-- START OF DATA SHOWN --
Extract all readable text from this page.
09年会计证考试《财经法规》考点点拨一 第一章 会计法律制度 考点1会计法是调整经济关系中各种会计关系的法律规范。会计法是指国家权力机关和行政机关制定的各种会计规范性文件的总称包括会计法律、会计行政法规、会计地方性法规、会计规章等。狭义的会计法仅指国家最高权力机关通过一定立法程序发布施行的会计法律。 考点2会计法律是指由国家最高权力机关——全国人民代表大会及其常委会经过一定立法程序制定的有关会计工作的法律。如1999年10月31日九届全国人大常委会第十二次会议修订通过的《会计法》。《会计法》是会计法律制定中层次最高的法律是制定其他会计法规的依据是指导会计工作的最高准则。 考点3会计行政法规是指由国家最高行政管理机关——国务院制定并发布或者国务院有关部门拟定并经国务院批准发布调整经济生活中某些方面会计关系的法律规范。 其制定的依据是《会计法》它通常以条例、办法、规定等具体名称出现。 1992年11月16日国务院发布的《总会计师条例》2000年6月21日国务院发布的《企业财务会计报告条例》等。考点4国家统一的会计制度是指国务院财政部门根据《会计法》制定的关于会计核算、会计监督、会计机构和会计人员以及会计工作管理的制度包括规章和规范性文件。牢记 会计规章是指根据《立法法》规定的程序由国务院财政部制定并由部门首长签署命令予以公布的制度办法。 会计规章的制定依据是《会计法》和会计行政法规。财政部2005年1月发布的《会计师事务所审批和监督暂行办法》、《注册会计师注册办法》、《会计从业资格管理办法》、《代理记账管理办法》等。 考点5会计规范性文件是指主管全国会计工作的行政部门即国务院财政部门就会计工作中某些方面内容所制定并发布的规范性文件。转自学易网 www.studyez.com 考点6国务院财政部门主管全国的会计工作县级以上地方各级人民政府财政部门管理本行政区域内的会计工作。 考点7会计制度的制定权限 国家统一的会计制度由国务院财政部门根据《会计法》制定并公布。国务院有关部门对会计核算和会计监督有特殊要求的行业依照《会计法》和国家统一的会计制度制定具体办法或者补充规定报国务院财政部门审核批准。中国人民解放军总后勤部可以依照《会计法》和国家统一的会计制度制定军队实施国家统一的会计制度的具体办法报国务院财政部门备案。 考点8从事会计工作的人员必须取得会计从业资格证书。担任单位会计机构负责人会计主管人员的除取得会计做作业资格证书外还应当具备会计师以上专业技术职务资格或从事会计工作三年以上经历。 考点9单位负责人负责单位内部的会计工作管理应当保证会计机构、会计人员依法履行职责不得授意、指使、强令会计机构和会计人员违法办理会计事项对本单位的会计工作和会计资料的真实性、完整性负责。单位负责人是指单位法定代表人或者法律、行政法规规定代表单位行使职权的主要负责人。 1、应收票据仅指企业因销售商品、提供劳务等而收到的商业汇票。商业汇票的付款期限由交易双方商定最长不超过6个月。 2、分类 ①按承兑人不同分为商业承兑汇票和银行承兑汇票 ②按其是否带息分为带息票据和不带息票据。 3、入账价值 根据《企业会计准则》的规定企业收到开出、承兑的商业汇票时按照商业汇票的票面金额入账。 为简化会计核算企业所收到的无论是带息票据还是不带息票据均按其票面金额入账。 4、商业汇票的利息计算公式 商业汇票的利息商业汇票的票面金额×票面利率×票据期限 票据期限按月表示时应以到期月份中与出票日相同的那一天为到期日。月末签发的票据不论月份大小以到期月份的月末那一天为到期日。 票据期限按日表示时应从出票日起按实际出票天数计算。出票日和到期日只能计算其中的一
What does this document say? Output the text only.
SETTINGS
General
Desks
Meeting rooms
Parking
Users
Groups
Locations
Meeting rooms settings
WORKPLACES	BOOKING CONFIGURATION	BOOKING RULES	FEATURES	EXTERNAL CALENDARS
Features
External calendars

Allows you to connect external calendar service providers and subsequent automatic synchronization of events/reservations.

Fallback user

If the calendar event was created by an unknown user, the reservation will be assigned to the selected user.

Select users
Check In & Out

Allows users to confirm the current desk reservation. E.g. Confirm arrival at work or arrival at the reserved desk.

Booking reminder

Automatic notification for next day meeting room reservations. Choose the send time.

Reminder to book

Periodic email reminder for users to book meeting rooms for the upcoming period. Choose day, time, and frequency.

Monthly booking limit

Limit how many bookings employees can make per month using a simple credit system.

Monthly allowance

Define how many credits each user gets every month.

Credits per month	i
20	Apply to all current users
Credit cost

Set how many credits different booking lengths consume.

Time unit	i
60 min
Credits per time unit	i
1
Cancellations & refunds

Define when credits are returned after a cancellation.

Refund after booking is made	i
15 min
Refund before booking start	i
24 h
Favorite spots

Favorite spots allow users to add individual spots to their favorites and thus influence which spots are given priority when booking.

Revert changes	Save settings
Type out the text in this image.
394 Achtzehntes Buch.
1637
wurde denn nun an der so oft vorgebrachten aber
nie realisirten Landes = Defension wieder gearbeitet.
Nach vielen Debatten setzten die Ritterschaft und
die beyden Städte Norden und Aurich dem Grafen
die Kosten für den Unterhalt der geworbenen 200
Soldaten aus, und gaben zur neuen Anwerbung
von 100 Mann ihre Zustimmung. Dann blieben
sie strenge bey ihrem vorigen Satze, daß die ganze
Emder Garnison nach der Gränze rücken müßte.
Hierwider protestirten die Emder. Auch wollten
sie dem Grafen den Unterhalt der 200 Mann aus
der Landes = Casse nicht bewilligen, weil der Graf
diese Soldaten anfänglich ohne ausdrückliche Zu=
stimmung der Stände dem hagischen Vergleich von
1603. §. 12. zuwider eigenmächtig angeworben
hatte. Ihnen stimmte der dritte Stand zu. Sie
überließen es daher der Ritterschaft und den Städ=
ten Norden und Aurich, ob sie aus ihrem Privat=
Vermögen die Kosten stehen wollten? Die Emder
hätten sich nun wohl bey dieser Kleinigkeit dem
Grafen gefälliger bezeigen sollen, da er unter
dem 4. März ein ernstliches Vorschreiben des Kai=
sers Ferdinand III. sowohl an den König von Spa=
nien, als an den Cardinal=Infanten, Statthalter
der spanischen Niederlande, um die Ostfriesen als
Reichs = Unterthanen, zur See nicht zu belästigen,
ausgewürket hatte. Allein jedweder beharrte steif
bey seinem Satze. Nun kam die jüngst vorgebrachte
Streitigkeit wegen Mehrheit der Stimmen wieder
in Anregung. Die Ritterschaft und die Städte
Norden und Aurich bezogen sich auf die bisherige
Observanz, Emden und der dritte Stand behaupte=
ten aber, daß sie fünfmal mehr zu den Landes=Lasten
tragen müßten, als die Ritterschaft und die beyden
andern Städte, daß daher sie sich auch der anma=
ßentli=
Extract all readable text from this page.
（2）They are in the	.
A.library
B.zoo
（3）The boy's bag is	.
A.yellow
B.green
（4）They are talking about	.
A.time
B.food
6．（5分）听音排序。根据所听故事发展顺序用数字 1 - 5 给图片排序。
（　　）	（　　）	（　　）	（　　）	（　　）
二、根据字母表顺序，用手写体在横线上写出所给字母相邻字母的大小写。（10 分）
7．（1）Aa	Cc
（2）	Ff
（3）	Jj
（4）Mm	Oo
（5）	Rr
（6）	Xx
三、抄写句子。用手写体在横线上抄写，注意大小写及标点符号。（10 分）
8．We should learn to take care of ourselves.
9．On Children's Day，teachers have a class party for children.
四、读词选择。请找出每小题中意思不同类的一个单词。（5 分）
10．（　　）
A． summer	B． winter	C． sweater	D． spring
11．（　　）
-- END OF DATA SHOWN --
[EXERCISE OBJECTIVE] Copy out each line of the records that holds the string "Choose".

[TASK ANSWER]
Automatic notification for next day meeting room reservations. Choose the send time.
Periodic email reminder for users to book meeting rooms for the upcoming period. Choose day, time, and frequency.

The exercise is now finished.